→ **Exercise inputs**:
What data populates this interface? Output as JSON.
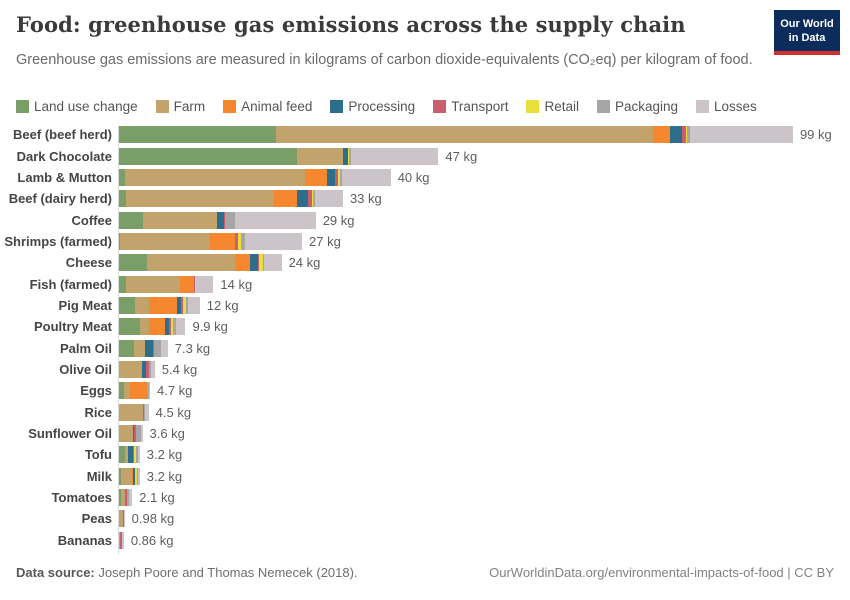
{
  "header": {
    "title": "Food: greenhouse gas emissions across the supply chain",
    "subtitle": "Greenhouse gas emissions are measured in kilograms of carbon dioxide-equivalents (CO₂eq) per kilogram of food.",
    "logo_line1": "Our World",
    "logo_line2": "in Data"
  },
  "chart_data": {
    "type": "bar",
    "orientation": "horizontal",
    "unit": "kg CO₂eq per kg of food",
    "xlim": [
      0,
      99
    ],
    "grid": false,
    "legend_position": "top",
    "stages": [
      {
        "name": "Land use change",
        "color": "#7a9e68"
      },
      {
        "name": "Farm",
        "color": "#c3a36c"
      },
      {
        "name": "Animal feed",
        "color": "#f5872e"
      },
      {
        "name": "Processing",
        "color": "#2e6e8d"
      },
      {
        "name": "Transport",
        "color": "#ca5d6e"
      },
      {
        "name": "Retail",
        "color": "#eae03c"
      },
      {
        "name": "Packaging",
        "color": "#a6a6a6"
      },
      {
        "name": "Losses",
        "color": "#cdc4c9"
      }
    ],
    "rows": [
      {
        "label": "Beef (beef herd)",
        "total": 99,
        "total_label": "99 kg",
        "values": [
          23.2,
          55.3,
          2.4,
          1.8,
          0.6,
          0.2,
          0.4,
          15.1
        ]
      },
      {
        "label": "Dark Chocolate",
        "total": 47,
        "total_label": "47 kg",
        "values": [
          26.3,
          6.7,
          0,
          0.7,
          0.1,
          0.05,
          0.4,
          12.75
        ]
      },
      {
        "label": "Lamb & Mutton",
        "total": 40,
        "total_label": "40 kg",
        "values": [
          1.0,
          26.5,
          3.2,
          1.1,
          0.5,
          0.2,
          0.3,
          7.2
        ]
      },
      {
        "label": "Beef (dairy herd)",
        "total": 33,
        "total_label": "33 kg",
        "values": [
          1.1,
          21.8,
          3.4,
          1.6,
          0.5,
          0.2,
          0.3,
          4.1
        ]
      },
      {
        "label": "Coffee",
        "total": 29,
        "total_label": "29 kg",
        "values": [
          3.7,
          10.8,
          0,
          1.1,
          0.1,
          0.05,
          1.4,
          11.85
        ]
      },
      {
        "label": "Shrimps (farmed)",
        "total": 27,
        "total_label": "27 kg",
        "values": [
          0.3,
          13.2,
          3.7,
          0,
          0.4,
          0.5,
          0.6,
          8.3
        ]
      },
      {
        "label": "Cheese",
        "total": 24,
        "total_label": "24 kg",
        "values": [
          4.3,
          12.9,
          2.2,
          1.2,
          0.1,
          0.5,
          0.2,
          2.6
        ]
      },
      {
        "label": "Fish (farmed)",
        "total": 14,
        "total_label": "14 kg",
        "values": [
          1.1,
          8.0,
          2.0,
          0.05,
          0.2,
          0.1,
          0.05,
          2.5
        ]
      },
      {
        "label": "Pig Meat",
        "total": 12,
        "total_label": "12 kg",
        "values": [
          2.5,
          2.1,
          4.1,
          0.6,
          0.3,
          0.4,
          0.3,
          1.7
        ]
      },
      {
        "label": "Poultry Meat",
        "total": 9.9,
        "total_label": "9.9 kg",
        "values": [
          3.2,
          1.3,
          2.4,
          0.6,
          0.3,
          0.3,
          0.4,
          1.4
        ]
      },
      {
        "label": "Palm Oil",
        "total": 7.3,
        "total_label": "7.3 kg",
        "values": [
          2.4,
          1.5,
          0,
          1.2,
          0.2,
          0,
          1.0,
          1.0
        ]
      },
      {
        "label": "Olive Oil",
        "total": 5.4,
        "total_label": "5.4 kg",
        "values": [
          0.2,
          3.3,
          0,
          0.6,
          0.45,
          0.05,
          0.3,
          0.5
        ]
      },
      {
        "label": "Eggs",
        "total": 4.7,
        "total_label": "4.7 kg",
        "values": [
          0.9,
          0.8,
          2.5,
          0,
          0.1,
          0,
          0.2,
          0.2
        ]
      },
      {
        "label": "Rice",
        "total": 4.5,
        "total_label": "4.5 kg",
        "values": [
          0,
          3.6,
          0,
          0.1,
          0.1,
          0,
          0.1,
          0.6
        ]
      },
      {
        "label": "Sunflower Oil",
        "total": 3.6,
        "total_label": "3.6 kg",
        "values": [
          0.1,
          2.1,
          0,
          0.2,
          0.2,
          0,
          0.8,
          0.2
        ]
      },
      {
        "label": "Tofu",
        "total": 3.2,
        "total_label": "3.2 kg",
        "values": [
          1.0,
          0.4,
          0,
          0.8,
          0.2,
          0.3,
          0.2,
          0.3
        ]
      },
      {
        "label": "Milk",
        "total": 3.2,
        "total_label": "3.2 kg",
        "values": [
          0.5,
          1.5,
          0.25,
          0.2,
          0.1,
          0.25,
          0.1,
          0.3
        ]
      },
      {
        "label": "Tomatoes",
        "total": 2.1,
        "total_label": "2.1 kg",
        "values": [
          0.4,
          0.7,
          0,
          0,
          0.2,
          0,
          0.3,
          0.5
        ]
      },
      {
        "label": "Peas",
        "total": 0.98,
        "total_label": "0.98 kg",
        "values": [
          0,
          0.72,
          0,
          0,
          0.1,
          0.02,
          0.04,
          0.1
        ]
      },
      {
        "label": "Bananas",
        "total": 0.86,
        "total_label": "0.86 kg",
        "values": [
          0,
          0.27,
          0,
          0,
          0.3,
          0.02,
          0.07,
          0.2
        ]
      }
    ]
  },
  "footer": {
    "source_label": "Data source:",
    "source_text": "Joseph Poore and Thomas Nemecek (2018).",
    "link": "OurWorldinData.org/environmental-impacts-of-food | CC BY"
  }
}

---

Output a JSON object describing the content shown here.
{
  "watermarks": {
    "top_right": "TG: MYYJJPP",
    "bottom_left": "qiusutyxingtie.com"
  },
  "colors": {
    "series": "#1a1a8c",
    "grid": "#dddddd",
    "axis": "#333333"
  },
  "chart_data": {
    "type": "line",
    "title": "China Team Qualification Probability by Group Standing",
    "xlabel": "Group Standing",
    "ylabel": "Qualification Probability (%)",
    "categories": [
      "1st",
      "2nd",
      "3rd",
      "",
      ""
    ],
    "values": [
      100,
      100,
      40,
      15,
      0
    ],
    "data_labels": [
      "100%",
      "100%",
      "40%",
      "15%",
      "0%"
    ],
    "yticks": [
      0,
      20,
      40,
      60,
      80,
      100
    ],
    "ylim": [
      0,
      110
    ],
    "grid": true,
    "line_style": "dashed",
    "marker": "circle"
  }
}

==

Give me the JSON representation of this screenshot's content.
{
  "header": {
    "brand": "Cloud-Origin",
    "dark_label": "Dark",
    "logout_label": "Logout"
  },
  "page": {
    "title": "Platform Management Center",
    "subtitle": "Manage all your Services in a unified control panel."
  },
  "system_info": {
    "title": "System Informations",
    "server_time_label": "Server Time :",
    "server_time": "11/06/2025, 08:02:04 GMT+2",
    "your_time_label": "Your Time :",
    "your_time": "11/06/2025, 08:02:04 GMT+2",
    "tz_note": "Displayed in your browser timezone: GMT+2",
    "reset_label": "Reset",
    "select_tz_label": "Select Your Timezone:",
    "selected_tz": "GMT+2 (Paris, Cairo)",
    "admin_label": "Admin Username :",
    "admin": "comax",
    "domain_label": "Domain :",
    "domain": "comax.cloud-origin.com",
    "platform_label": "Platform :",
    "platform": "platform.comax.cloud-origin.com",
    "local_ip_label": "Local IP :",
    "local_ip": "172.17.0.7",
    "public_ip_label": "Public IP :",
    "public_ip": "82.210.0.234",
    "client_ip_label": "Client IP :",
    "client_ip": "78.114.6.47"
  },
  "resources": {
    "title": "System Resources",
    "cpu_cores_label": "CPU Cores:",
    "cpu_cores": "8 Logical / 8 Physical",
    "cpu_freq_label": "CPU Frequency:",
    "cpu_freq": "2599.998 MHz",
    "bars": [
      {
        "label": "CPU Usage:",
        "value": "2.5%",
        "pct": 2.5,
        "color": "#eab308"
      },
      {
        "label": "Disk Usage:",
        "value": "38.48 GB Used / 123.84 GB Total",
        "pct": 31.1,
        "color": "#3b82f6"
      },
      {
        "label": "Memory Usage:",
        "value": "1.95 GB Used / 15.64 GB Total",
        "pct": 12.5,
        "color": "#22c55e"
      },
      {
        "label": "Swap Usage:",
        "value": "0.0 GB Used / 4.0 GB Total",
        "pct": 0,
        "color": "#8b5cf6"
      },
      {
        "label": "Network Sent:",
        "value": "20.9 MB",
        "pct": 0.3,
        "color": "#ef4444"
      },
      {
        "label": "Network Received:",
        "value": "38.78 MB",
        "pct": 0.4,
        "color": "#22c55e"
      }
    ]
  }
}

→ **Exercise**: Pick out the lines that have the word "this". Copy them all.

→ **Task output**:
What data populates this interface? Output as JSON.
Give me the JSON representation of this screenshot's content.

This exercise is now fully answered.